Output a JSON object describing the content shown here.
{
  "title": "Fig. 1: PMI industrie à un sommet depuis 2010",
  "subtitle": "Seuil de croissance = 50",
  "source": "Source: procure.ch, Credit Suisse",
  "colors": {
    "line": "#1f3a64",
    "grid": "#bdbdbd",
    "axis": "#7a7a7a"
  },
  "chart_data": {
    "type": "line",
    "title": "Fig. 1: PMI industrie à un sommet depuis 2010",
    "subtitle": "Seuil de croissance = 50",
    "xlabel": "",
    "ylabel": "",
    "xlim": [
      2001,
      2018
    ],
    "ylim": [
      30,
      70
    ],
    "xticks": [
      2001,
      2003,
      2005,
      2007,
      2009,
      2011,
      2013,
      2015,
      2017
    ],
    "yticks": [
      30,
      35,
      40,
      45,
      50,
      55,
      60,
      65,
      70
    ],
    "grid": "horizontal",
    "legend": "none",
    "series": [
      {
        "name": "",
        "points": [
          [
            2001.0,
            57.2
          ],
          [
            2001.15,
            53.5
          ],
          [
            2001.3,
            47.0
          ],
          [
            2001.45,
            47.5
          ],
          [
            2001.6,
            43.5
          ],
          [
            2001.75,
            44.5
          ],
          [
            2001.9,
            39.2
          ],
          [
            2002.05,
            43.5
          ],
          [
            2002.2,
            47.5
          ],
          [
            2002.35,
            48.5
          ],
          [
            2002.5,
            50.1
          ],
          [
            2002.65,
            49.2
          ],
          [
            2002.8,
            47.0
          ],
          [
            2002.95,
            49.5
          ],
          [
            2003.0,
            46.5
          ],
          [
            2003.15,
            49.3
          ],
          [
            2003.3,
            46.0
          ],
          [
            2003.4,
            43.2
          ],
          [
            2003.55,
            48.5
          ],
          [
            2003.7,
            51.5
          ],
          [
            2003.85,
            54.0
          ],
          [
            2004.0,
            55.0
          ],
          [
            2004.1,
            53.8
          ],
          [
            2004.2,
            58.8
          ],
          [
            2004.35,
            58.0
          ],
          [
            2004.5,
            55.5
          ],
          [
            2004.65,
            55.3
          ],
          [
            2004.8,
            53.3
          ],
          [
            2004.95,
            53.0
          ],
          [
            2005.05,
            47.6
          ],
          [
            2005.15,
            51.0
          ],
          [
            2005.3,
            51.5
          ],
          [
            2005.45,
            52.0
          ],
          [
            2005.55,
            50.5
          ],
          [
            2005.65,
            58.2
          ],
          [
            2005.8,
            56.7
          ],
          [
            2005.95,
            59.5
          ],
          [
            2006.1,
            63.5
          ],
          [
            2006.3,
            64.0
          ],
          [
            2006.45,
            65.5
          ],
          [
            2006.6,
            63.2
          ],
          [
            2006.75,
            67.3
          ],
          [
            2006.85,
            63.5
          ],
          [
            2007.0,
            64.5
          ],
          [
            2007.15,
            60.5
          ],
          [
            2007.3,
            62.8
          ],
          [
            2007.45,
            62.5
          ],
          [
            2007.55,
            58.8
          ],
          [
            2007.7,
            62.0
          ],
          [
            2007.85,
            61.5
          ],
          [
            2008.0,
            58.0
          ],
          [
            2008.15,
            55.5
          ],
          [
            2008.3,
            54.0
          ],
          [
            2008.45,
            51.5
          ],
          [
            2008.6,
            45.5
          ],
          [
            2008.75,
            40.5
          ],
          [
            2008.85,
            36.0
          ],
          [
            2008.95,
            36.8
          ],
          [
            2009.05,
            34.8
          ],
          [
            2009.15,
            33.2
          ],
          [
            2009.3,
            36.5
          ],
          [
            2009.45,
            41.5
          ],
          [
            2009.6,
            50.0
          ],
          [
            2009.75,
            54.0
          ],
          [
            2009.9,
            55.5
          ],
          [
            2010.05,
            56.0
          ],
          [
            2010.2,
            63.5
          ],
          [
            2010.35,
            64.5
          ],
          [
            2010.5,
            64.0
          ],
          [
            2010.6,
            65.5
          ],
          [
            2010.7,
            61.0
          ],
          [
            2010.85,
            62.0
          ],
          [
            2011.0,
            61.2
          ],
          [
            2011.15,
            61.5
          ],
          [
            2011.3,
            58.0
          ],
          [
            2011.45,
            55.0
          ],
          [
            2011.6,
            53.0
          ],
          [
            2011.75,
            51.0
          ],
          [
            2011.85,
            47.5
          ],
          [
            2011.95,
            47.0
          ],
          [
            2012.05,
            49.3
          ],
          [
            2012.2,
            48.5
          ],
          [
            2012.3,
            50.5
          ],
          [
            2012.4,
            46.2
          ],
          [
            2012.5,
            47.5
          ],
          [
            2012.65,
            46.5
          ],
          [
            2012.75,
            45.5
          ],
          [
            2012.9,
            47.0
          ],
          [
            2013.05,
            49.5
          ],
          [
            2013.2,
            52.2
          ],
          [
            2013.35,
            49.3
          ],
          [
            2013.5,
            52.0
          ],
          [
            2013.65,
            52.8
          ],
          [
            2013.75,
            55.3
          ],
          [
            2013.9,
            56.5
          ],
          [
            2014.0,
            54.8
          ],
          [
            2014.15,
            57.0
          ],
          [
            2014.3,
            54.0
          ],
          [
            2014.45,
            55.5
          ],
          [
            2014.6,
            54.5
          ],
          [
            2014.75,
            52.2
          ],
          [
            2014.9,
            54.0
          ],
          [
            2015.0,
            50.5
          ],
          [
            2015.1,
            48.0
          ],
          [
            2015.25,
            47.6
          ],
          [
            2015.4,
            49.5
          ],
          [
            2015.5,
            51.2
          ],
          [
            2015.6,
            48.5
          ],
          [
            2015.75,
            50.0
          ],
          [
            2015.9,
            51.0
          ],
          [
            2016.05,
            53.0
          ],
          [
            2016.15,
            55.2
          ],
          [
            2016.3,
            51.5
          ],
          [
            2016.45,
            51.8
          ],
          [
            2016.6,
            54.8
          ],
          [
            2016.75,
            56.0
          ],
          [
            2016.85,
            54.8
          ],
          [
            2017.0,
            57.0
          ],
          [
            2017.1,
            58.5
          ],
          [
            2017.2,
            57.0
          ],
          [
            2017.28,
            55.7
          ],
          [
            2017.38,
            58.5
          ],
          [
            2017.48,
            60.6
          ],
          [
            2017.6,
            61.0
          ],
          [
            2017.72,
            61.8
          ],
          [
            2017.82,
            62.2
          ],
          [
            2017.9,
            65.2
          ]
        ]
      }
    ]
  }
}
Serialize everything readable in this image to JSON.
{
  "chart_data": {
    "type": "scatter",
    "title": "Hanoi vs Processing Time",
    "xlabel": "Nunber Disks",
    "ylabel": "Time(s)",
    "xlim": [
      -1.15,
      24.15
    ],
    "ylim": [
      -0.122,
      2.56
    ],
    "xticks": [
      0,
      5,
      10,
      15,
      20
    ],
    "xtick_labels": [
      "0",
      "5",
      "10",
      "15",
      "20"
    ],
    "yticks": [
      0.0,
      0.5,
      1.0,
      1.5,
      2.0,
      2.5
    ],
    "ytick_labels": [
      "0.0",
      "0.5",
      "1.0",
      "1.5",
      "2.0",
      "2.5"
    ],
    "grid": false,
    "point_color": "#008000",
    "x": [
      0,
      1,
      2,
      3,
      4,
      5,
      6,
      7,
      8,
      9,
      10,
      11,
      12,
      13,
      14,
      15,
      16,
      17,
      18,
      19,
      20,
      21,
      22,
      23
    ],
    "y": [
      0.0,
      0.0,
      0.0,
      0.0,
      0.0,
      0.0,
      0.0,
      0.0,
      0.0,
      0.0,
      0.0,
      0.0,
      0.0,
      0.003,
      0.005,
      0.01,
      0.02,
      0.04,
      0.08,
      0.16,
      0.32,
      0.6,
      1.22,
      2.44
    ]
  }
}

--------------------------------

Repeat the entries above exactly, leaving nothing out.

▸ Result:
Output a JSON object describing the content shown here.
{
  "title": "Fig. 1: PMI industrie à un sommet depuis 2010",
  "subtitle": "Seuil de croissance = 50",
  "source": "Source: procure.ch, Credit Suisse",
  "colors": {
    "line": "#1f3a64",
    "grid": "#bdbdbd",
    "axis": "#7a7a7a"
  },
  "chart_data": {
    "type": "line",
    "title": "Fig. 1: PMI industrie à un sommet depuis 2010",
    "subtitle": "Seuil de croissance = 50",
    "xlabel": "",
    "ylabel": "",
    "xlim": [
      2001,
      2018
    ],
    "ylim": [
      30,
      70
    ],
    "xticks": [
      2001,
      2003,
      2005,
      2007,
      2009,
      2011,
      2013,
      2015,
      2017
    ],
    "yticks": [
      30,
      35,
      40,
      45,
      50,
      55,
      60,
      65,
      70
    ],
    "grid": "horizontal",
    "legend": "none",
    "series": [
      {
        "name": "",
        "points": [
          [
            2001.0,
            57.2
          ],
          [
            2001.15,
            53.5
          ],
          [
            2001.3,
            47.0
          ],
          [
            2001.45,
            47.5
          ],
          [
            2001.6,
            43.5
          ],
          [
            2001.75,
            44.5
          ],
          [
            2001.9,
            39.2
          ],
          [
            2002.05,
            43.5
          ],
          [
            2002.2,
            47.5
          ],
          [
            2002.35,
            48.5
          ],
          [
            2002.5,
            50.1
          ],
          [
            2002.65,
            49.2
          ],
          [
            2002.8,
            47.0
          ],
          [
            2002.95,
            49.5
          ],
          [
            2003.0,
            46.5
          ],
          [
            2003.15,
            49.3
          ],
          [
            2003.3,
            46.0
          ],
          [
            2003.4,
            43.2
          ],
          [
            2003.55,
            48.5
          ],
          [
            2003.7,
            51.5
          ],
          [
            2003.85,
            54.0
          ],
          [
            2004.0,
            55.0
          ],
          [
            2004.1,
            53.8
          ],
          [
            2004.2,
            58.8
          ],
          [
            2004.35,
            58.0
          ],
          [
            2004.5,
            55.5
          ],
          [
            2004.65,
            55.3
          ],
          [
            2004.8,
            53.3
          ],
          [
            2004.95,
            53.0
          ],
          [
            2005.05,
            47.6
          ],
          [
            2005.15,
            51.0
          ],
          [
            2005.3,
            51.5
          ],
          [
            2005.45,
            52.0
          ],
          [
            2005.55,
            50.5
          ],
          [
            2005.65,
            58.2
          ],
          [
            2005.8,
            56.7
          ],
          [
            2005.95,
            59.5
          ],
          [
            2006.1,
            63.5
          ],
          [
            2006.3,
            64.0
          ],
          [
            2006.45,
            65.5
          ],
          [
            2006.6,
            63.2
          ],
          [
            2006.75,
            67.3
          ],
          [
            2006.85,
            63.5
          ],
          [
            2007.0,
            64.5
          ],
          [
            2007.15,
            60.5
          ],
          [
            2007.3,
            62.8
          ],
          [
            2007.45,
            62.5
          ],
          [
            2007.55,
            58.8
          ],
          [
            2007.7,
            62.0
          ],
          [
            2007.85,
            61.5
          ],
          [
            2008.0,
            58.0
          ],
          [
            2008.15,
            55.5
          ],
          [
            2008.3,
            54.0
          ],
          [
            2008.45,
            51.5
          ],
          [
            2008.6,
            45.5
          ],
          [
            2008.75,
            40.5
          ],
          [
            2008.85,
            36.0
          ],
          [
            2008.95,
            36.8
          ],
          [
            2009.05,
            34.8
          ],
          [
            2009.15,
            33.2
          ],
          [
            2009.3,
            36.5
          ],
          [
            2009.45,
            41.5
          ],
          [
            2009.6,
            50.0
          ],
          [
            2009.75,
            54.0
          ],
          [
            2009.9,
            55.5
          ],
          [
            2010.05,
            56.0
          ],
          [
            2010.2,
            63.5
          ],
          [
            2010.35,
            64.5
          ],
          [
            2010.5,
            64.0
          ],
          [
            2010.6,
            65.5
          ],
          [
            2010.7,
            61.0
          ],
          [
            2010.85,
            62.0
          ],
          [
            2011.0,
            61.2
          ],
          [
            2011.15,
            61.5
          ],
          [
            2011.3,
            58.0
          ],
          [
            2011.45,
            55.0
          ],
          [
            2011.6,
            53.0
          ],
          [
            2011.75,
            51.0
          ],
          [
            2011.85,
            47.5
          ],
          [
            2011.95,
            47.0
          ],
          [
            2012.05,
            49.3
          ],
          [
            2012.2,
            48.5
          ],
          [
            2012.3,
            50.5
          ],
          [
            2012.4,
            46.2
          ],
          [
            2012.5,
            47.5
          ],
          [
            2012.65,
            46.5
          ],
          [
            2012.75,
            45.5
          ],
          [
            2012.9,
            47.0
          ],
          [
            2013.05,
            49.5
          ],
          [
            2013.2,
            52.2
          ],
          [
            2013.35,
            49.3
          ],
          [
            2013.5,
            52.0
          ],
          [
            2013.65,
            52.8
          ],
          [
            2013.75,
            55.3
          ],
          [
            2013.9,
            56.5
          ],
          [
            2014.0,
            54.8
          ],
          [
            2014.15,
            57.0
          ],
          [
            2014.3,
            54.0
          ],
          [
            2014.45,
            55.5
          ],
          [
            2014.6,
            54.5
          ],
          [
            2014.75,
            52.2
          ],
          [
            2014.9,
            54.0
          ],
          [
            2015.0,
            50.5
          ],
          [
            2015.1,
            48.0
          ],
          [
            2015.25,
            47.6
          ],
          [
            2015.4,
            49.5
          ],
          [
            2015.5,
            51.2
          ],
          [
            2015.6,
            48.5
          ],
          [
            2015.75,
            50.0
          ],
          [
            2015.9,
            51.0
          ],
          [
            2016.05,
            53.0
          ],
          [
            2016.15,
            55.2
          ],
          [
            2016.3,
            51.5
          ],
          [
            2016.45,
            51.8
          ],
          [
            2016.6,
            54.8
          ],
          [
            2016.75,
            56.0
          ],
          [
            2016.85,
            54.8
          ],
          [
            2017.0,
            57.0
          ],
          [
            2017.1,
            58.5
          ],
          [
            2017.2,
            57.0
          ],
          [
            2017.28,
            55.7
          ],
          [
            2017.38,
            58.5
          ],
          [
            2017.48,
            60.6
          ],
          [
            2017.6,
            61.0
          ],
          [
            2017.72,
            61.8
          ],
          [
            2017.82,
            62.2
          ],
          [
            2017.9,
            65.2
          ]
        ]
      }
    ]
  }
}
Serialize everything readable in this image to JSON.
{
  "chart_data": {
    "type": "scatter",
    "title": "Hanoi vs Processing Time",
    "xlabel": "Nunber Disks",
    "ylabel": "Time(s)",
    "xlim": [
      -1.15,
      24.15
    ],
    "ylim": [
      -0.122,
      2.56
    ],
    "xticks": [
      0,
      5,
      10,
      15,
      20
    ],
    "xtick_labels": [
      "0",
      "5",
      "10",
      "15",
      "20"
    ],
    "yticks": [
      0.0,
      0.5,
      1.0,
      1.5,
      2.0,
      2.5
    ],
    "ytick_labels": [
      "0.0",
      "0.5",
      "1.0",
      "1.5",
      "2.0",
      "2.5"
    ],
    "grid": false,
    "point_color": "#008000",
    "x": [
      0,
      1,
      2,
      3,
      4,
      5,
      6,
      7,
      8,
      9,
      10,
      11,
      12,
      13,
      14,
      15,
      16,
      17,
      18,
      19,
      20,
      21,
      22,
      23
    ],
    "y": [
      0.0,
      0.0,
      0.0,
      0.0,
      0.0,
      0.0,
      0.0,
      0.0,
      0.0,
      0.0,
      0.0,
      0.0,
      0.0,
      0.003,
      0.005,
      0.01,
      0.02,
      0.04,
      0.08,
      0.16,
      0.32,
      0.6,
      1.22,
      2.44
    ]
  }
}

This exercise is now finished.